| DATA SUPPLIED |

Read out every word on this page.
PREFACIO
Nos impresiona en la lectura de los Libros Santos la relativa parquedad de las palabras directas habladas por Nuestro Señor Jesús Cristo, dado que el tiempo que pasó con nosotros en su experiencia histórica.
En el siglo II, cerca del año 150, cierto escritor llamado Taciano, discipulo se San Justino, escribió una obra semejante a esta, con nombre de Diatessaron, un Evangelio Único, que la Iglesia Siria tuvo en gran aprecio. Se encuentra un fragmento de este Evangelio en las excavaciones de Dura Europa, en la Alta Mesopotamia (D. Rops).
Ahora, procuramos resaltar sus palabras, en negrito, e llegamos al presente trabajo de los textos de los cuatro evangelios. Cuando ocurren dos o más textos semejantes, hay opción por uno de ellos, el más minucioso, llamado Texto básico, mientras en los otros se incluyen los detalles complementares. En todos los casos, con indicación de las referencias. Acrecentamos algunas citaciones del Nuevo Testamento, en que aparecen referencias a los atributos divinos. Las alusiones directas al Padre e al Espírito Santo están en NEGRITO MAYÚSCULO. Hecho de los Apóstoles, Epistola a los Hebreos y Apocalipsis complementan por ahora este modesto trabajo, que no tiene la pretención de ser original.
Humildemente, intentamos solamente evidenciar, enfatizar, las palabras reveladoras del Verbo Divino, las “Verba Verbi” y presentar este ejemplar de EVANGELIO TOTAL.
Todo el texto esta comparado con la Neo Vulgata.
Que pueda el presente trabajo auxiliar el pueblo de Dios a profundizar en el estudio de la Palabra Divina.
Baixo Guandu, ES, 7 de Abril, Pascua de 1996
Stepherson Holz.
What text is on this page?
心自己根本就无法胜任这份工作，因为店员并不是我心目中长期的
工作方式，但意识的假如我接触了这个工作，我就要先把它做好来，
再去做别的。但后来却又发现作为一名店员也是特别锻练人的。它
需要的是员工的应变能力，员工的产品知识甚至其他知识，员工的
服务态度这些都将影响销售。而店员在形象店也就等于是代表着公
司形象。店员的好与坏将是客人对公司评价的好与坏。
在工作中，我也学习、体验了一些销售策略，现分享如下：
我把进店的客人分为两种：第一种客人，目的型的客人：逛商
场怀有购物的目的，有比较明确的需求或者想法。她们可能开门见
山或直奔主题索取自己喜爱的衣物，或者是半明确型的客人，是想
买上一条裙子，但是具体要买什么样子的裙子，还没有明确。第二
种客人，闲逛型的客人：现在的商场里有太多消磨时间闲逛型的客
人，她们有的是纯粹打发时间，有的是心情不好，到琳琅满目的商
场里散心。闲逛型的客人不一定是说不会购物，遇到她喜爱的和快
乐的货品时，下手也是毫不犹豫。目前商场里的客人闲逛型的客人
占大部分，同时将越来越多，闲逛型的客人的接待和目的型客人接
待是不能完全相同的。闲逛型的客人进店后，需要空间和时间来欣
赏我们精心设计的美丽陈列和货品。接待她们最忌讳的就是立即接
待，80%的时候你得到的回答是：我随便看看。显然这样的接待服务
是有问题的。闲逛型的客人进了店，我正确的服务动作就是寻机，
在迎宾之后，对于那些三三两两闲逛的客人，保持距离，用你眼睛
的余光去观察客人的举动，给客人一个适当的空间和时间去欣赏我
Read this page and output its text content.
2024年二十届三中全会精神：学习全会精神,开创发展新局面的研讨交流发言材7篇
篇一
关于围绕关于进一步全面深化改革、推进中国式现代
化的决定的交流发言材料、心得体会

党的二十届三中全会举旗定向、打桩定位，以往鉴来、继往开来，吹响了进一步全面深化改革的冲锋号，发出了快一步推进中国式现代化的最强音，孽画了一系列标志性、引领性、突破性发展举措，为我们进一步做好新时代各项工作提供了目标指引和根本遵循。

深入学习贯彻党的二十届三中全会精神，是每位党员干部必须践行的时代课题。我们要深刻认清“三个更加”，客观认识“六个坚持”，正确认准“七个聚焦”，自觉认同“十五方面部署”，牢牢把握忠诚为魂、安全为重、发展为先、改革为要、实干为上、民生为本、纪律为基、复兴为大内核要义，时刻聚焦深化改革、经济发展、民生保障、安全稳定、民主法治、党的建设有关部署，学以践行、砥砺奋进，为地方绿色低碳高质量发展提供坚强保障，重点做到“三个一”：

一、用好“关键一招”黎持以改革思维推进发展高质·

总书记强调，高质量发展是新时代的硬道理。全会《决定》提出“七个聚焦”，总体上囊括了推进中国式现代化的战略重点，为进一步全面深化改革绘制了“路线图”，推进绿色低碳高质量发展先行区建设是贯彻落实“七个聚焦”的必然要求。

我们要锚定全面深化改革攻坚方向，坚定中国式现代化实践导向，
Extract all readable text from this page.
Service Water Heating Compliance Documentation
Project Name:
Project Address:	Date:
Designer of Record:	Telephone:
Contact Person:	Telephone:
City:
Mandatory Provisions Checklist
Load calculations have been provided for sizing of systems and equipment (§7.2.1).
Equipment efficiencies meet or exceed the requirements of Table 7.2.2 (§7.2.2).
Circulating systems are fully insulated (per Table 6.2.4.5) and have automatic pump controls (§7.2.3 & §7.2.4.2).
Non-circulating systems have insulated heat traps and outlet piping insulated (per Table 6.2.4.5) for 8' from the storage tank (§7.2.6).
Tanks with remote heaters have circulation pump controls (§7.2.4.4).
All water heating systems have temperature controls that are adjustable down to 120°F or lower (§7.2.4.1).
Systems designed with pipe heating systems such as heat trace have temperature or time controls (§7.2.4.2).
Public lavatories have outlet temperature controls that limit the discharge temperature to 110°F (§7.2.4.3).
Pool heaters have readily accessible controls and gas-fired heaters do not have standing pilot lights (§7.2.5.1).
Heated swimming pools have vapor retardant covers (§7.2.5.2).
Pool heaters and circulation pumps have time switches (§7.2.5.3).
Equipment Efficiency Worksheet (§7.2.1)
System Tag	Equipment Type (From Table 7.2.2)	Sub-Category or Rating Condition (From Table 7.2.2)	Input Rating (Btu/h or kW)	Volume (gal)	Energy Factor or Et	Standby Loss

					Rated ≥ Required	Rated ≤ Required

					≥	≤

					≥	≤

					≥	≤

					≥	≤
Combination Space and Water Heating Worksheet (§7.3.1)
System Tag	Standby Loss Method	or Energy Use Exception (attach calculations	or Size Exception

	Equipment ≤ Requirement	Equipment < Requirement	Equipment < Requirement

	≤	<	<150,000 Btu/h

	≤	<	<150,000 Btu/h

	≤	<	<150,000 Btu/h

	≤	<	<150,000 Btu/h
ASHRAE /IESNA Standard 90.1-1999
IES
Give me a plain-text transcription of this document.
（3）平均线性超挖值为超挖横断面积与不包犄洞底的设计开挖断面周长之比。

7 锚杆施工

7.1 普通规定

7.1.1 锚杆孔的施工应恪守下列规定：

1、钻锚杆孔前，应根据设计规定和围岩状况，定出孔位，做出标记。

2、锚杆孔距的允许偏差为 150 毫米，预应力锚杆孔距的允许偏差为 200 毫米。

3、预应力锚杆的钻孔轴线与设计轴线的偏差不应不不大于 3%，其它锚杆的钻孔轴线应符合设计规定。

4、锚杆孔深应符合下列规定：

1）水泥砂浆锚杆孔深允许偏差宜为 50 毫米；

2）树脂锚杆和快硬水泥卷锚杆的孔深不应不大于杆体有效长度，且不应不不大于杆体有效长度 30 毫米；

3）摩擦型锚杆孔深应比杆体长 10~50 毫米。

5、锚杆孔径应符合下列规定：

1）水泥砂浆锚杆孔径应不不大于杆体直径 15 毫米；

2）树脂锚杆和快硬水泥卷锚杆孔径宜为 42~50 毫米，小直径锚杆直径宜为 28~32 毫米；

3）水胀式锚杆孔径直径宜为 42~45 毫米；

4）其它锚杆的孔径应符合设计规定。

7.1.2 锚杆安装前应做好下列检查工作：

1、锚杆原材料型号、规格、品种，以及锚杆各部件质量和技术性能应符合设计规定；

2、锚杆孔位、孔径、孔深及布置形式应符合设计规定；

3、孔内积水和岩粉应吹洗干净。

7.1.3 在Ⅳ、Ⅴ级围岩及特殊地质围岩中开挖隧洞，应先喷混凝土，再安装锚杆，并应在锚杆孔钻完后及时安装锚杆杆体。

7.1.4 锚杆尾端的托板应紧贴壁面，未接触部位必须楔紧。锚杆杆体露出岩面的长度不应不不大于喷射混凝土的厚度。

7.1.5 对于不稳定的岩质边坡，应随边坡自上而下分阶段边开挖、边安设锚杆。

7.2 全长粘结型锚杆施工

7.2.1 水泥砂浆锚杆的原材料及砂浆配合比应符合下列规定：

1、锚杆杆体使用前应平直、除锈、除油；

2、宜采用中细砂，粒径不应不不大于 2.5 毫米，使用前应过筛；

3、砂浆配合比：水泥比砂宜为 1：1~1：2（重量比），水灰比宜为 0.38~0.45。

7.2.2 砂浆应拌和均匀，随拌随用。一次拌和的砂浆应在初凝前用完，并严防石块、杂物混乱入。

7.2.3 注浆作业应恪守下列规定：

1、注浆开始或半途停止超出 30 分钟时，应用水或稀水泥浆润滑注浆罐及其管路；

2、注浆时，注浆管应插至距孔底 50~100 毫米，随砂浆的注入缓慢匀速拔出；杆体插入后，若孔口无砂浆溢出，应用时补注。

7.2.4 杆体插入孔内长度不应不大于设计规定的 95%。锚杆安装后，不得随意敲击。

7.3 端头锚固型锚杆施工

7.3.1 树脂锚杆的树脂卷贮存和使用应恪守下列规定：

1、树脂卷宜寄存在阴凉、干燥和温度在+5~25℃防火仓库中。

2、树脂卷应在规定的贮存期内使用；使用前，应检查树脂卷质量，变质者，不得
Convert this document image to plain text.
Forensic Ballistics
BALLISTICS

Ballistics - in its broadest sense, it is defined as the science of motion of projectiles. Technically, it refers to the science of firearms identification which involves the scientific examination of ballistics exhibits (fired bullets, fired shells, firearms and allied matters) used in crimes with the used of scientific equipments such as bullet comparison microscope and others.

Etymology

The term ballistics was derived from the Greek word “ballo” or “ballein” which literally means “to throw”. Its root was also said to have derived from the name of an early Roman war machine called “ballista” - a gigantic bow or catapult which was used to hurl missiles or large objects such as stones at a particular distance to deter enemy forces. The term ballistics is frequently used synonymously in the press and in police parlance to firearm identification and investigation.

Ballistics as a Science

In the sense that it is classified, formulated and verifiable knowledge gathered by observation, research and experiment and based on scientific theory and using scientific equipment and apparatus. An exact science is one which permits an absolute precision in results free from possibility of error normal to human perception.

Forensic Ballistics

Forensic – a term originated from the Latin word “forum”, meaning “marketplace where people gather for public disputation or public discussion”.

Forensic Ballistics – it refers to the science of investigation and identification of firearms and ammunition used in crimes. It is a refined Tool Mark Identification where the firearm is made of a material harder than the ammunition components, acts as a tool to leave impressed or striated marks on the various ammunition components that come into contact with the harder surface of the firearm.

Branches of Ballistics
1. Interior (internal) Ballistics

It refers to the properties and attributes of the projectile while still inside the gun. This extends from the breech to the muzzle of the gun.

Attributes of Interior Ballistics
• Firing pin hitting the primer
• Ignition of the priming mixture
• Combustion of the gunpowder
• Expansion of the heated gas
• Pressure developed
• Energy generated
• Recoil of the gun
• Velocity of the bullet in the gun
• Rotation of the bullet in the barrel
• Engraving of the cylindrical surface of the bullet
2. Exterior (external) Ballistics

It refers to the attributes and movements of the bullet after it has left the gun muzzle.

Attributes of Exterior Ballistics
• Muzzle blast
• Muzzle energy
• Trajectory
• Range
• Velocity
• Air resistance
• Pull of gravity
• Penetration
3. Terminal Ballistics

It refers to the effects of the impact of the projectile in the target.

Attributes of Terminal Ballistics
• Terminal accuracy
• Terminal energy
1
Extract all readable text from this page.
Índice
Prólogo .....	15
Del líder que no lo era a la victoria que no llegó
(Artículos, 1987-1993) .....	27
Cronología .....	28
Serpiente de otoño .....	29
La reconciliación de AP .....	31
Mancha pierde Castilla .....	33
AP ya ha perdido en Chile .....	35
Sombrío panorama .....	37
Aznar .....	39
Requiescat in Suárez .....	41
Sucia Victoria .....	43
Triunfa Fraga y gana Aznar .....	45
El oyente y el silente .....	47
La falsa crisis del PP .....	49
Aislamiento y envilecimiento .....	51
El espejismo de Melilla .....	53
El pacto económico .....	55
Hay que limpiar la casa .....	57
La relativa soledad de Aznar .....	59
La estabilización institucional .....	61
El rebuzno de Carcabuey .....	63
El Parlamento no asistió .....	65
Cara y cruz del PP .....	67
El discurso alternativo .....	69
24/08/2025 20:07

| DIRECTIVE |
In the records above, how many lines contain the string "presente"? State that number only.

| EXERCISE OUTPUT |
2